═════ Record excerpts

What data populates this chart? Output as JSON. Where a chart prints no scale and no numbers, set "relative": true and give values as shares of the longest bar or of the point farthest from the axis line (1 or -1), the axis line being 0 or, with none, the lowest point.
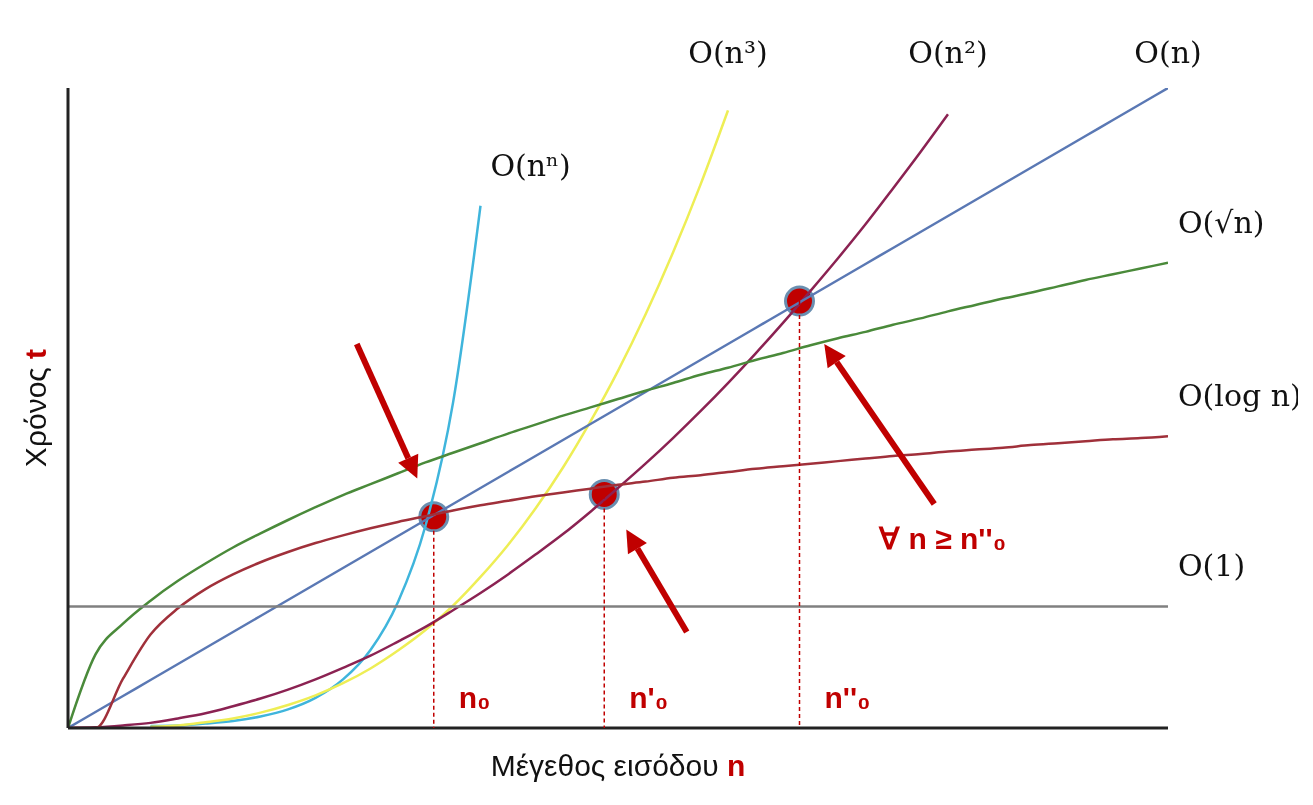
{
  "chart_data": {
    "type": "line",
    "relative": true,
    "xlabel": "Μέγεθος εισόδου n",
    "ylabel": "Χρόνος t",
    "grid": false,
    "legend": false,
    "marker": "none",
    "line_style": "solid",
    "categories": [
      null,
      null,
      null,
      null,
      null,
      null,
      null,
      null,
      null,
      null,
      null,
      null,
      null,
      null,
      null,
      null,
      null,
      null,
      null,
      null,
      null,
      null,
      null,
      null,
      null,
      null,
      null,
      null,
      null,
      null,
      null,
      null,
      null,
      null,
      null,
      null,
      null,
      null,
      null,
      null,
      null
    ],
    "series": [
      {
        "name": "O(nⁿ)",
        "color": "#3fb5dc",
        "values": [
          null,
          null,
          null,
          0.003,
          0.004,
          0.007,
          0.011,
          0.018,
          0.029,
          0.047,
          0.076,
          0.122,
          0.197,
          0.316,
          0.508,
          0.816,
          null,
          null,
          null,
          null,
          null,
          null,
          null,
          null,
          null,
          null,
          null,
          null,
          null,
          null,
          null,
          null,
          null,
          null,
          null,
          null,
          null,
          null,
          null,
          null,
          null
        ]
      },
      {
        "name": "O(n³)",
        "color": "#eeee55",
        "values": [
          null,
          null,
          null,
          0.002,
          0.004,
          0.009,
          0.015,
          0.024,
          0.036,
          0.051,
          0.07,
          0.093,
          0.121,
          0.153,
          0.191,
          0.236,
          0.286,
          0.343,
          0.407,
          0.479,
          0.558,
          0.646,
          0.743,
          0.849,
          0.965,
          null,
          null,
          null,
          null,
          null,
          null,
          null,
          null,
          null,
          null,
          null,
          null,
          null,
          null,
          null,
          null
        ]
      },
      {
        "name": "O(n²)",
        "color": "#8b2252",
        "values": [
          0,
          0.001,
          0.004,
          0.008,
          0.015,
          0.023,
          0.034,
          0.046,
          0.06,
          0.076,
          0.094,
          0.113,
          0.135,
          0.158,
          0.184,
          0.211,
          0.24,
          0.271,
          0.303,
          0.338,
          0.375,
          0.413,
          0.453,
          0.495,
          0.539,
          0.585,
          0.633,
          0.683,
          0.734,
          0.787,
          0.843,
          0.9,
          0.959,
          null,
          null,
          null,
          null,
          null,
          null,
          null,
          null
        ]
      },
      {
        "name": "O(n)",
        "color": "#5a78b4",
        "values": [
          0,
          0.025,
          0.05,
          0.075,
          0.1,
          0.125,
          0.15,
          0.175,
          0.2,
          0.225,
          0.25,
          0.275,
          0.3,
          0.325,
          0.35,
          0.375,
          0.4,
          0.425,
          0.45,
          0.475,
          0.5,
          0.525,
          0.55,
          0.575,
          0.6,
          0.625,
          0.65,
          0.675,
          0.7,
          0.725,
          0.75,
          0.775,
          0.8,
          0.825,
          0.85,
          0.875,
          0.9,
          0.925,
          0.95,
          0.975,
          1
        ]
      },
      {
        "name": "O(√n)",
        "color": "#4a8a3a",
        "values": [
          0,
          0.115,
          0.163,
          0.199,
          0.23,
          0.257,
          0.282,
          0.304,
          0.325,
          0.345,
          0.364,
          0.381,
          0.398,
          0.415,
          0.43,
          0.445,
          0.46,
          0.474,
          0.488,
          0.501,
          0.514,
          0.527,
          0.539,
          0.552,
          0.563,
          0.575,
          0.586,
          0.598,
          0.609,
          0.619,
          0.63,
          0.64,
          0.651,
          0.661,
          0.671,
          0.68,
          0.69,
          0.7,
          0.709,
          0.718,
          0.727
        ]
      },
      {
        "name": "O(log n)",
        "color": "#a0303a",
        "values": [
          0,
          0,
          0.077,
          0.146,
          0.187,
          0.217,
          0.24,
          0.259,
          0.275,
          0.289,
          0.301,
          0.312,
          0.322,
          0.331,
          0.34,
          0.348,
          0.355,
          0.362,
          0.368,
          0.374,
          0.38,
          0.385,
          0.391,
          0.395,
          0.4,
          0.405,
          0.409,
          0.413,
          0.417,
          0.421,
          0.425,
          0.428,
          0.432,
          0.435,
          0.438,
          0.442,
          0.445,
          0.448,
          0.451,
          0.453,
          0.456
        ]
      },
      {
        "name": "O(1)",
        "color": "#808080",
        "values": [
          0.19,
          0.19,
          0.19,
          0.19,
          0.19,
          0.19,
          0.19,
          0.19,
          0.19,
          0.19,
          0.19,
          0.19,
          0.19,
          0.19,
          0.19,
          0.19,
          0.19,
          0.19,
          0.19,
          0.19,
          0.19,
          0.19,
          0.19,
          0.19,
          0.19,
          0.19,
          0.19,
          0.19,
          0.19,
          0.19,
          0.19,
          0.19,
          0.19,
          0.19,
          0.19,
          0.19,
          0.19,
          0.19,
          0.19,
          0.19,
          0.19
        ]
      }
    ],
    "annotations": [
      "n₀",
      "n'₀",
      "n''₀",
      "∀ n ≥ n''₀"
    ]
  }
}
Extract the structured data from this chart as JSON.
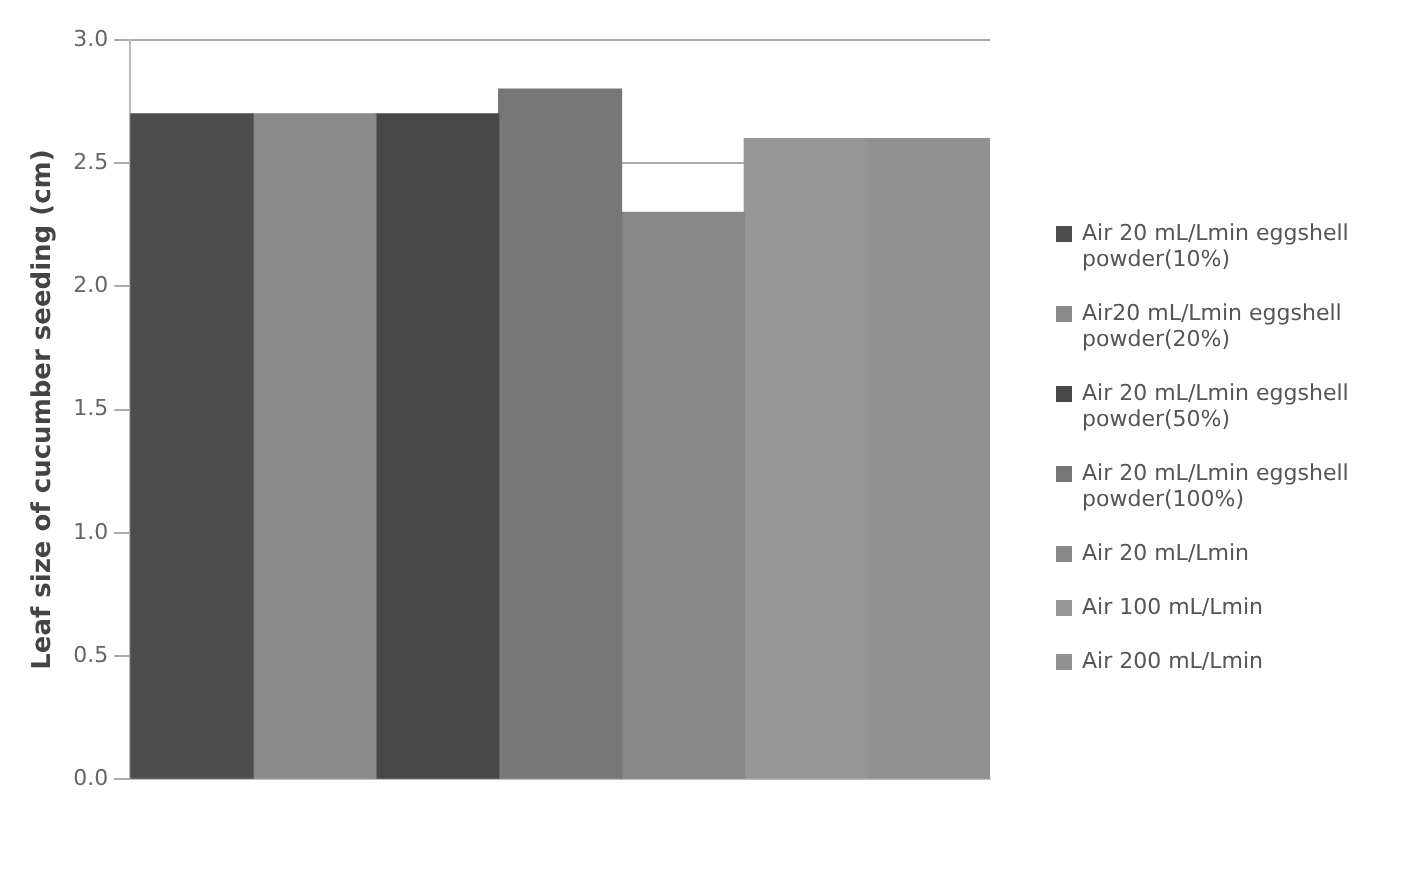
{
  "chart_data": {
    "type": "bar",
    "ylabel": "Leaf size of cucumber seeding (cm)",
    "categories": [
      null
    ],
    "series": [
      {
        "name": "Air 20 mL/Lmin eggshell powder(10%)",
        "color": "#4d4d4d",
        "values": [
          2.7
        ]
      },
      {
        "name": "Air20 mL/Lmin eggshell powder(20%)",
        "color": "#8a8a8a",
        "values": [
          2.7
        ]
      },
      {
        "name": "Air 20 mL/Lmin eggshell powder(50%)",
        "color": "#484848",
        "values": [
          2.7
        ]
      },
      {
        "name": "Air 20 mL/Lmin eggshell powder(100%)",
        "color": "#777777",
        "values": [
          2.8
        ]
      },
      {
        "name": "Air 20 mL/Lmin",
        "color": "#888888",
        "values": [
          2.3
        ]
      },
      {
        "name": "Air 100 mL/Lmin",
        "color": "#969696",
        "values": [
          2.6
        ]
      },
      {
        "name": "Air 200 mL/Lmin",
        "color": "#909090",
        "values": [
          2.6
        ]
      }
    ],
    "ylim": [
      0,
      3
    ],
    "yticks": [
      {
        "value": 0,
        "label": "0.0"
      },
      0.5,
      {
        "value": 1,
        "label": "1.0"
      },
      1.5,
      {
        "value": 2,
        "label": "2.0"
      },
      2.5,
      {
        "value": 3,
        "label": "3.0"
      }
    ],
    "grid": "y",
    "legend": "right"
  }
}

══════════

• **What is asked**
State how many lines hold the word "powder". The number is the whole answer.

• **Completed task**
4